[Stored items from a collection]
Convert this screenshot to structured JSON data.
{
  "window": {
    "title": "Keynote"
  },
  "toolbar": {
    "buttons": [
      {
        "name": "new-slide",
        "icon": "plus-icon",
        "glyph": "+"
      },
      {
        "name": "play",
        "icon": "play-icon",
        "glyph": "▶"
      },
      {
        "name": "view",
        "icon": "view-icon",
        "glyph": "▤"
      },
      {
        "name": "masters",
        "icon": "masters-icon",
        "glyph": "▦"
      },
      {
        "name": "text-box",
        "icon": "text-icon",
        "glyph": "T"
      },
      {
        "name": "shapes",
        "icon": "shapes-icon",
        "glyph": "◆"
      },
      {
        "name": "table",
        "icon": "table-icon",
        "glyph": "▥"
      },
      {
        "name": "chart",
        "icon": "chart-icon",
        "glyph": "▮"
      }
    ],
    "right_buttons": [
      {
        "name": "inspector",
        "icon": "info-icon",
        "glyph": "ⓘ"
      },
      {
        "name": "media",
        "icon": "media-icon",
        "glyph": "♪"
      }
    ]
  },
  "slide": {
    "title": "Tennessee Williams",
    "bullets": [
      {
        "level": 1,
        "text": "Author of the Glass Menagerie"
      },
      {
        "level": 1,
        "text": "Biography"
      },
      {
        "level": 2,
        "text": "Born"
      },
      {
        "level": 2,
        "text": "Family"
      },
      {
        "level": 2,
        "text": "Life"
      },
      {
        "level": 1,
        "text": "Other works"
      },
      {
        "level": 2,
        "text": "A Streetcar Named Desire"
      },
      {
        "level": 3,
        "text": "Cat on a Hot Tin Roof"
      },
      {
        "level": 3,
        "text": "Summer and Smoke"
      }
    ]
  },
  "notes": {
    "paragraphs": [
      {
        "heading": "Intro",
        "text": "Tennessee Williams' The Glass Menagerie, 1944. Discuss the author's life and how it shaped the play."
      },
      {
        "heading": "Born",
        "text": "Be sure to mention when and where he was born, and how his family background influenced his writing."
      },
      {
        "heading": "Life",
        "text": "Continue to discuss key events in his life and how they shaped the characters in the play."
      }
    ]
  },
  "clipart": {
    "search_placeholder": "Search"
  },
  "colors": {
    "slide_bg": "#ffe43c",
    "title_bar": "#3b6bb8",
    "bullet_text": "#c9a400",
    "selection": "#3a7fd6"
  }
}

• **What to do**
Restate each of the entries above verbatim.

• **Final result**
Convert this screenshot to structured JSON data.
{
  "window": {
    "title": "Keynote"
  },
  "toolbar": {
    "buttons": [
      {
        "name": "new-slide",
        "icon": "plus-icon",
        "glyph": "+"
      },
      {
        "name": "play",
        "icon": "play-icon",
        "glyph": "▶"
      },
      {
        "name": "view",
        "icon": "view-icon",
        "glyph": "▤"
      },
      {
        "name": "masters",
        "icon": "masters-icon",
        "glyph": "▦"
      },
      {
        "name": "text-box",
        "icon": "text-icon",
        "glyph": "T"
      },
      {
        "name": "shapes",
        "icon": "shapes-icon",
        "glyph": "◆"
      },
      {
        "name": "table",
        "icon": "table-icon",
        "glyph": "▥"
      },
      {
        "name": "chart",
        "icon": "chart-icon",
        "glyph": "▮"
      }
    ],
    "right_buttons": [
      {
        "name": "inspector",
        "icon": "info-icon",
        "glyph": "ⓘ"
      },
      {
        "name": "media",
        "icon": "media-icon",
        "glyph": "♪"
      }
    ]
  },
  "slide": {
    "title": "Tennessee Williams",
    "bullets": [
      {
        "level": 1,
        "text": "Author of the Glass Menagerie"
      },
      {
        "level": 1,
        "text": "Biography"
      },
      {
        "level": 2,
        "text": "Born"
      },
      {
        "level": 2,
        "text": "Family"
      },
      {
        "level": 2,
        "text": "Life"
      },
      {
        "level": 1,
        "text": "Other works"
      },
      {
        "level": 2,
        "text": "A Streetcar Named Desire"
      },
      {
        "level": 3,
        "text": "Cat on a Hot Tin Roof"
      },
      {
        "level": 3,
        "text": "Summer and Smoke"
      }
    ]
  },
  "notes": {
    "paragraphs": [
      {
        "heading": "Intro",
        "text": "Tennessee Williams' The Glass Menagerie, 1944. Discuss the author's life and how it shaped the play."
      },
      {
        "heading": "Born",
        "text": "Be sure to mention when and where he was born, and how his family background influenced his writing."
      },
      {
        "heading": "Life",
        "text": "Continue to discuss key events in his life and how they shaped the characters in the play."
      }
    ]
  },
  "clipart": {
    "search_placeholder": "Search"
  },
  "colors": {
    "slide_bg": "#ffe43c",
    "title_bar": "#3b6bb8",
    "bullet_text": "#c9a400",
    "selection": "#3a7fd6"
  }
}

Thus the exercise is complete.